**THE REQUEST**. Wherever "alternatives" appears in a line, list that line.

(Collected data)
□ □ □ □
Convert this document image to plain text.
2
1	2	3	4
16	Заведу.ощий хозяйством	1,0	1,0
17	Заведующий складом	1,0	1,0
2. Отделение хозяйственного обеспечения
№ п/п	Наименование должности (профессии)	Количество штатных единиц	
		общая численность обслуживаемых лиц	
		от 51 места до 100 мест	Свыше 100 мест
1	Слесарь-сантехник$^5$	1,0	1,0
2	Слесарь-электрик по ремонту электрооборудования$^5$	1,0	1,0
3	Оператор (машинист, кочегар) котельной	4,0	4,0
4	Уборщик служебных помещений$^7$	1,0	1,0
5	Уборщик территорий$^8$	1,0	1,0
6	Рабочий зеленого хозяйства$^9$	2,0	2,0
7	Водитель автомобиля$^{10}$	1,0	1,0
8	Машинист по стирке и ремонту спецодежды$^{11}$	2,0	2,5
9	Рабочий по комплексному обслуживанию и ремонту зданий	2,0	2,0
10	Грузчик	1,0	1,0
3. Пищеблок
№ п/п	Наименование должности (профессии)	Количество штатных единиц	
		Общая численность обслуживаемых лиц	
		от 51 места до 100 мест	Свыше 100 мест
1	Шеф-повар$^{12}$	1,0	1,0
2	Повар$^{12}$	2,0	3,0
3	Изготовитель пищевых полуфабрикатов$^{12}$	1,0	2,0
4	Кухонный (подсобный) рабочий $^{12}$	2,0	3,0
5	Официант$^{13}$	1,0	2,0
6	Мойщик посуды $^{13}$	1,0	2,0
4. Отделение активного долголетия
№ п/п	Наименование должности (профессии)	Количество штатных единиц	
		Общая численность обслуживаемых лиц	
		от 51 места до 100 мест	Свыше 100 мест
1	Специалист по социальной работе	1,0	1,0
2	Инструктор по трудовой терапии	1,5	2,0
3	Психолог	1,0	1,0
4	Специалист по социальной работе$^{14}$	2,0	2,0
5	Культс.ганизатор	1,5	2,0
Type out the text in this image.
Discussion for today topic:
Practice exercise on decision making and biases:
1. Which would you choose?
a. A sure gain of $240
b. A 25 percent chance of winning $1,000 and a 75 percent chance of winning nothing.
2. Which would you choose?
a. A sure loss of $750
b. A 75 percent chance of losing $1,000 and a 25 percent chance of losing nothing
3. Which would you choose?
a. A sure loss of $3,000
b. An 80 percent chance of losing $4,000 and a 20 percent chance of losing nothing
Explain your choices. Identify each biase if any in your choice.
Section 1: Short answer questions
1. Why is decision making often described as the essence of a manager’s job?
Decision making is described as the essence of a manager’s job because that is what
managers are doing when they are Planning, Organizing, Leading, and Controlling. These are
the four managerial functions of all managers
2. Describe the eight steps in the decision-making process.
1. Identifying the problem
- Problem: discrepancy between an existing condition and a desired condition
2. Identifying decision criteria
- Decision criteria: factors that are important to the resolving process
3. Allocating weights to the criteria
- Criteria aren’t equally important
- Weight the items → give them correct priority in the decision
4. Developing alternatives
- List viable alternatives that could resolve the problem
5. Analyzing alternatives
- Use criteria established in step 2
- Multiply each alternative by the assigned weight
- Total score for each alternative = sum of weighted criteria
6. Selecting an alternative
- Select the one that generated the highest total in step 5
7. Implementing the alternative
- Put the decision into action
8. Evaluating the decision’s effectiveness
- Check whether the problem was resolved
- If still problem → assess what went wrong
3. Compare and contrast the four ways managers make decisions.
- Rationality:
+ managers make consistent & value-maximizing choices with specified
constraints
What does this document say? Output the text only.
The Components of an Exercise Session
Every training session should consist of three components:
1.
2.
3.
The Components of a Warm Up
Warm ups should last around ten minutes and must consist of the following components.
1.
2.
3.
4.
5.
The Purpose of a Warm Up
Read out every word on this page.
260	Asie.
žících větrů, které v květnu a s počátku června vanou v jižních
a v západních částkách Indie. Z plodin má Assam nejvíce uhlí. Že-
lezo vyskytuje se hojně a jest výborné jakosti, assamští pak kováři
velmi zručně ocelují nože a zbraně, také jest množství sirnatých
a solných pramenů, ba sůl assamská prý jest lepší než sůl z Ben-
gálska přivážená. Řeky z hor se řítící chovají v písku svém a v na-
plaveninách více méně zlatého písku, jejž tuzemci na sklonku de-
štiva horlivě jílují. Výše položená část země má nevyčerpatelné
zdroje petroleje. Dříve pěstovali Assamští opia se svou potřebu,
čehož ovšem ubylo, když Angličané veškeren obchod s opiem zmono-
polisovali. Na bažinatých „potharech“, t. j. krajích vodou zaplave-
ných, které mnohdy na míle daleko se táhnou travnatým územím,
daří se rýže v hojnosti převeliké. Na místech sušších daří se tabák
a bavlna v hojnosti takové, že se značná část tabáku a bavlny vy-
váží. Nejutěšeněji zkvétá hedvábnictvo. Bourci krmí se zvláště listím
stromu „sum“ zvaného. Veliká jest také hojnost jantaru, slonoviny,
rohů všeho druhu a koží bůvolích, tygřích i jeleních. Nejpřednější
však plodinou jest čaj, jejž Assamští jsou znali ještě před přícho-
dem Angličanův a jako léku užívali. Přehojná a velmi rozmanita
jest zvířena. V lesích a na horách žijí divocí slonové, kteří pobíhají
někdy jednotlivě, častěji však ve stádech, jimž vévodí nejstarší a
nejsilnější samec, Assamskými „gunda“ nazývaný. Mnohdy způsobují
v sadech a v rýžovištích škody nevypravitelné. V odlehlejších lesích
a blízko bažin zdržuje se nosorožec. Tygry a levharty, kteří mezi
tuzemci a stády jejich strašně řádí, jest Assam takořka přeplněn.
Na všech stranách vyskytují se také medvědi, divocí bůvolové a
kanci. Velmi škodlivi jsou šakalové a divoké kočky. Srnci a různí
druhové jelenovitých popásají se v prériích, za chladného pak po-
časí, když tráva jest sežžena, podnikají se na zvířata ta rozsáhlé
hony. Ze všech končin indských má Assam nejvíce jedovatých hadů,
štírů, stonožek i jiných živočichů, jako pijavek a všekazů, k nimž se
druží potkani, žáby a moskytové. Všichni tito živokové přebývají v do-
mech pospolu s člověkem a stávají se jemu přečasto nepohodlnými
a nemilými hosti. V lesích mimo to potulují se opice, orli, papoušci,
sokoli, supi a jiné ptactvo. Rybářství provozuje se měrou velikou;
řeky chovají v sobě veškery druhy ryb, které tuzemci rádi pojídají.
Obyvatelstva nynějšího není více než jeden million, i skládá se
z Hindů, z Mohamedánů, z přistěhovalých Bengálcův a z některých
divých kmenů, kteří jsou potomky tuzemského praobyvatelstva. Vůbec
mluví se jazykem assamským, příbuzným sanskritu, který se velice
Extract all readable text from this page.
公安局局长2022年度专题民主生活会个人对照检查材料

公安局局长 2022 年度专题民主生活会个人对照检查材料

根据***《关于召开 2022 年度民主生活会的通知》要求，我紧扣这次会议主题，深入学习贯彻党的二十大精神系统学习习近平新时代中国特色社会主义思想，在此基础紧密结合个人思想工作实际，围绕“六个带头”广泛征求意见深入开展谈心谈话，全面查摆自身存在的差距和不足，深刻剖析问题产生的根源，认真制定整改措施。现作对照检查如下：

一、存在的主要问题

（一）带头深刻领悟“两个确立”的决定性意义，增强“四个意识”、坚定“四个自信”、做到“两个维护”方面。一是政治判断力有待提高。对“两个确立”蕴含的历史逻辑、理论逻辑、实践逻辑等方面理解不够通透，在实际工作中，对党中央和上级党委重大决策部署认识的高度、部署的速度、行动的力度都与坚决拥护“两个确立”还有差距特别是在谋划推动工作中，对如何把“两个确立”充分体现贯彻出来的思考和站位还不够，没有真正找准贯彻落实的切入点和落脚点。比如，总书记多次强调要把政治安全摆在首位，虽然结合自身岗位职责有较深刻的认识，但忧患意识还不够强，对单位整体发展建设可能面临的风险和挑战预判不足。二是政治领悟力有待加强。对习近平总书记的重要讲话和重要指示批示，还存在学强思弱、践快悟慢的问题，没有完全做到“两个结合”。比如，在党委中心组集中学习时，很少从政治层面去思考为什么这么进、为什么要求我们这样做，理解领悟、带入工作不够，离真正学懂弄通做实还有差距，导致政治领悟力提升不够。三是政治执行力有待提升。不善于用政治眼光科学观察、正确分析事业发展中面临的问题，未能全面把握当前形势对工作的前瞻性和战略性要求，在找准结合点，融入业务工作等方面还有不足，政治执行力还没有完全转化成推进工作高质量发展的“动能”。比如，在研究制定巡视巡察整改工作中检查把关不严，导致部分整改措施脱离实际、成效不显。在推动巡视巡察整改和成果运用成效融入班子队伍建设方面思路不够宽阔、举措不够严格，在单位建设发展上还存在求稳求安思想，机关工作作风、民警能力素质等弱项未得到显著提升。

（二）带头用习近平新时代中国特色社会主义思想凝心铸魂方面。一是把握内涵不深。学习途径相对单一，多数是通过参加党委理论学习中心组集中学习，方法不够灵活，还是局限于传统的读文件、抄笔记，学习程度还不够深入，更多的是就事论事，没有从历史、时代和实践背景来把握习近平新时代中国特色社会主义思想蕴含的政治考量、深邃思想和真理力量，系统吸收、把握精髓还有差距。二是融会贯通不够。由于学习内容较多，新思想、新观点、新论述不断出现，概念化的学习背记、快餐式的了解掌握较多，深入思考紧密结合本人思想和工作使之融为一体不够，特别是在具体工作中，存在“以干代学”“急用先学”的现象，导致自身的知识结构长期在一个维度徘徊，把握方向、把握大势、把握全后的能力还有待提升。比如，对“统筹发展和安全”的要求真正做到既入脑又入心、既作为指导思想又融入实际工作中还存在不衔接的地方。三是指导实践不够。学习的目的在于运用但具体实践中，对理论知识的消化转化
□ □ □ □
**EXERCISE SOLUTION**.
4. Developing alternatives
- List viable alternatives that could resolve the problem
5. Analyzing alternatives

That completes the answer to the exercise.